**Brief 1:** In the passage on conditions for integration, condense the paragraph beginning "Depending on how the function behaves" into one shorter sentence that keeps its main facts.
**Brief 2:** According to the passage on conditions for integration, what can't happen at any point in [*a*, *b*] if we want to take the integral of *f*(*x*) on that interval?
**Brief 3:** Proceed with the passage on conditions for integration, picking up after its final sentence.
*** Passage shown ***
# Conditions for Integration

We can only integrate real-valued functions that are reasonably well-behaved. No *Dance Moms* allowed. If we want to take the integral of *f*(*x*) on [*a*, *b*], there can't be any point in [*a*,*b*] where *f* zooms off to infinity. When it comes to definite integrals, this is bad:

Depending on how the function behaves near the asymptote, we may still be able to take the integral, but it won't be a definite integral. These are called improper integrals, but we won't go in depth with those guys just yet.

Having a continuous function is great, but if it's only discontinuous at a few points, that's allowed too. For example, what if *f*(*x*) = 5 for all *x* ≠ 1 but is undefined at *x* = 1? That function looks like this:

If we want to integrate *f* from 0 to 2 there's one little spot where *f* isn't defined. That means the integral needs to account for all the area in this rectangle except for the line at *x* = 2:

Since a line doesn't have any area, taking out that line doesn't take away any area from the rectangle. This means it's not a problem for *f* to be undefined at that one point.
*** End of Passage shown ***
*** Available data ***
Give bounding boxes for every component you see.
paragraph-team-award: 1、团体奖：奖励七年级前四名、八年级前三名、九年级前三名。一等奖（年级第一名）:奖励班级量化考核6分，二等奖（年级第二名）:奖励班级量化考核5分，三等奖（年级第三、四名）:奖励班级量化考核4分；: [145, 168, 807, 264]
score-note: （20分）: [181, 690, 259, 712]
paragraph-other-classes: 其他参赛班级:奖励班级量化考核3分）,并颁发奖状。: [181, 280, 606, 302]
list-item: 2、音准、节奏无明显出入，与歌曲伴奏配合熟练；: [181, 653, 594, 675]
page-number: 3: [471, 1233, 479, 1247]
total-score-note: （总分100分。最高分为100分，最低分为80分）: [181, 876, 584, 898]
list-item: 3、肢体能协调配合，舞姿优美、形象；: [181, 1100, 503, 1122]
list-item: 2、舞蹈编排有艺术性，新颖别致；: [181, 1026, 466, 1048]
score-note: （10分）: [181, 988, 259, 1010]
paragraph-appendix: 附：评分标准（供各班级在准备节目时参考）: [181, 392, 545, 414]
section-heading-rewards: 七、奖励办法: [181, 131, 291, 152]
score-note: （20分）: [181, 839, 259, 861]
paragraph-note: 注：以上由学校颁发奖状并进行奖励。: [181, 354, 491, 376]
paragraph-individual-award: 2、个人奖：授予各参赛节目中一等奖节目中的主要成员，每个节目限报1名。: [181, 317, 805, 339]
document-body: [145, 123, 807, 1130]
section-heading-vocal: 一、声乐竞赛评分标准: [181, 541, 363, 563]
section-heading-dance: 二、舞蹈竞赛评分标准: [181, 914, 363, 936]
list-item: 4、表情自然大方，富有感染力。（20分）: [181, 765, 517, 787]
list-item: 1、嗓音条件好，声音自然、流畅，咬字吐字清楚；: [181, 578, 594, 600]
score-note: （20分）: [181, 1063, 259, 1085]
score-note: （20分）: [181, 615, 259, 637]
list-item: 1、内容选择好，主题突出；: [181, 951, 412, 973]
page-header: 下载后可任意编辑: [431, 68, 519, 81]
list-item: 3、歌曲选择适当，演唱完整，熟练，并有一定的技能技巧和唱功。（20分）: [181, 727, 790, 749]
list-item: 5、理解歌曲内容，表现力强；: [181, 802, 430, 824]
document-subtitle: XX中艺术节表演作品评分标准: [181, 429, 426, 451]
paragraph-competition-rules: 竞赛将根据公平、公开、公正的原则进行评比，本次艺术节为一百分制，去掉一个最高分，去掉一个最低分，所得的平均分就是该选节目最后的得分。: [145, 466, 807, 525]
*** End of Available data ***
**Output 1:** Depending on a function's behavior near an asymptote, its integral may still be taken, though not as a definite integral but as an improper integral, a topic not covered in depth yet.

**Output 2:** There can't be any point in [*a*, *b*] where *f* zooms off to infinity.

**Output 3:**
Similarly, it's not a problem for *f* to be undefined at ten separate points. Each individual line has no area, so the ten lines together have no area. It's also not a problem for *f* to be undefined at 100 separate points. Or a million.

When we can find the integral of a function on [*a, b*], we say that function is *integrable *on [*a, b*]. If a function is integrable for any interval we pick we say that function is *integrable*.